**WORK TASK A**. List every stadium name that appears in the Gator Bowl history text.
**WORK TASK B**. Reproduce the Gator Bowl history text word for word, starting at "In 2014, Gator" and ending at "TaxSlayer Gator Bowl.".

**DOCUMENT EXTRACT**.
————
In 2014, Gator Bowl Sports announced the bowl would be renamed the TaxSlayer Bowl following a new six-year deal with tax preparation company TaxSlayer.com. As a result of the deal, the bowl increased its payout and moved to a new time slot on January 2 for 2015 and 2016. A new logo was released on April 3, 2014. For the December 2018 contest, "Gator" was reinstated in the name for the first time since 2015, with the bowl being called the TaxSlayer Gator Bowl.

==Venues==
The 1946 and 1947 games were played in Fairfield Stadium, which had a seating capacity of 7,600. The stadium was expanded to 16,000 seats in 1948, and the structure was renamed the Gator Bowl. Prior to the 1949 game, the seating capacity was expanded to 36,058, at which it remained until 1957. That stadium hosted the game through 1993, when it was almost completely demolished for the construction of Jacksonville Municipal Stadium on the same site. During construction, the December 1994 game was played at Ben Hill Griffin Stadium in Gainesville, Florida. The January 1996 game, and all subsequent games to date, have been held at Jacksonville Municipal Stadium, currently known as EverBank Stadium.
————
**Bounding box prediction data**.
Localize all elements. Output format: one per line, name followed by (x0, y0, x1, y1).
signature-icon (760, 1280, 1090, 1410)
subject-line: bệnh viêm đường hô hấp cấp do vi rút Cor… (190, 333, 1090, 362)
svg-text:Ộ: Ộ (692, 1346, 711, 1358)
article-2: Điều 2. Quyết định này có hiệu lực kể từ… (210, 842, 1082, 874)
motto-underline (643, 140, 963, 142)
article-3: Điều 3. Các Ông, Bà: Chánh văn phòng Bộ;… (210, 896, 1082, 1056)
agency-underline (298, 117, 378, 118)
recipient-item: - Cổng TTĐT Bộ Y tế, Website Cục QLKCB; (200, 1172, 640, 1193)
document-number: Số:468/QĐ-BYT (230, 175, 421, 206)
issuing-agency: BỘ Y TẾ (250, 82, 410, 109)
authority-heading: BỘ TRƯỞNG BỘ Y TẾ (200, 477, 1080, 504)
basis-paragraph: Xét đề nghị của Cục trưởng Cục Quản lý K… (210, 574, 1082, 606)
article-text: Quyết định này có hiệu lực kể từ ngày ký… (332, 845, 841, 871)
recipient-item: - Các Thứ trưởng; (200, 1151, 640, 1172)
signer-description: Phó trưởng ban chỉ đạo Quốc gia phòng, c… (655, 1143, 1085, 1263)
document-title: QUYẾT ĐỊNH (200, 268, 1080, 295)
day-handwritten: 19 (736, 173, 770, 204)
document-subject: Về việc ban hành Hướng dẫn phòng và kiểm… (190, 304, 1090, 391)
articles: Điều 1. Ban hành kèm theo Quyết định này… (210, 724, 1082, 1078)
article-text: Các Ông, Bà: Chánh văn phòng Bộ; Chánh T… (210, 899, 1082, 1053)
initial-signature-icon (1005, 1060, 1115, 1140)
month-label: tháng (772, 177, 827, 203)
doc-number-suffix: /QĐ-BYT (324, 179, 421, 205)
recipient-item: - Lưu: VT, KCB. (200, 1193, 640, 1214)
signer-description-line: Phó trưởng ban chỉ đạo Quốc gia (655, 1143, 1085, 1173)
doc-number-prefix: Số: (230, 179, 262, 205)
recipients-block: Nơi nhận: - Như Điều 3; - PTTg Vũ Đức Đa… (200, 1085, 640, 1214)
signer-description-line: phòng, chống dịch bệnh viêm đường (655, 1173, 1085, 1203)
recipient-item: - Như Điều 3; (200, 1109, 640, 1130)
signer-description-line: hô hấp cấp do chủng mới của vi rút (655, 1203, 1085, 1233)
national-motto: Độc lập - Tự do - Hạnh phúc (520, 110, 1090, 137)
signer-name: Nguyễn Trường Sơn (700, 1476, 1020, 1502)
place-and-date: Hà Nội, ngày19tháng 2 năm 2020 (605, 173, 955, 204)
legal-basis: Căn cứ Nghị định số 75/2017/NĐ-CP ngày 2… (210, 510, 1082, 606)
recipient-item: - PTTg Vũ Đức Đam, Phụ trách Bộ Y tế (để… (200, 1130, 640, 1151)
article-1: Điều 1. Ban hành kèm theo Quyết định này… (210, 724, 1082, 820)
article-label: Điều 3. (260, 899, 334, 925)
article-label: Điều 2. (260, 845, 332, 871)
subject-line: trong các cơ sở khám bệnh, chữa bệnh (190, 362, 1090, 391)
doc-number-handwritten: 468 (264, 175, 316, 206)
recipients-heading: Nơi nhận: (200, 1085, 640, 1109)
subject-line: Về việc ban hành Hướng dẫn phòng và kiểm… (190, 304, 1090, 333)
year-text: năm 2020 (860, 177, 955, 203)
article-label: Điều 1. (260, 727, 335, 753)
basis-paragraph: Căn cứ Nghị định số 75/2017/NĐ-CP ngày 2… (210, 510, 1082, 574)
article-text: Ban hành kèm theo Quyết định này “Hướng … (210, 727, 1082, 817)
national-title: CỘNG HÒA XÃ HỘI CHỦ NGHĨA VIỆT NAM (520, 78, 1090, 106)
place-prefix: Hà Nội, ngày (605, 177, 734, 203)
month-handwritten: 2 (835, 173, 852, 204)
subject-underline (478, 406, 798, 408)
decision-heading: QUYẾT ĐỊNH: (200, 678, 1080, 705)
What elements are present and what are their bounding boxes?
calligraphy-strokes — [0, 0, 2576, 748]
————
**WRITTEN RESPONSE A**.
- Fairfield Stadium
- Gator Bowl
- Jacksonville Municipal Stadium
- Ben Hill Griffin Stadium
- EverBank Stadium

**WRITTEN RESPONSE B**.
In 2014, Gator Bowl Sports announced the bowl would be renamed the TaxSlayer Bowl following a new six-year deal with tax preparation company TaxSlayer.com. As a result of the deal, the bowl increased its payout and moved to a new time slot on January 2 for 2015 and 2016. A new logo was released on April 3, 2014. For the December 2018 contest, "Gator" was reinstated in the name for the first time since 2015, with the bowl being called the TaxSlayer Gator Bowl.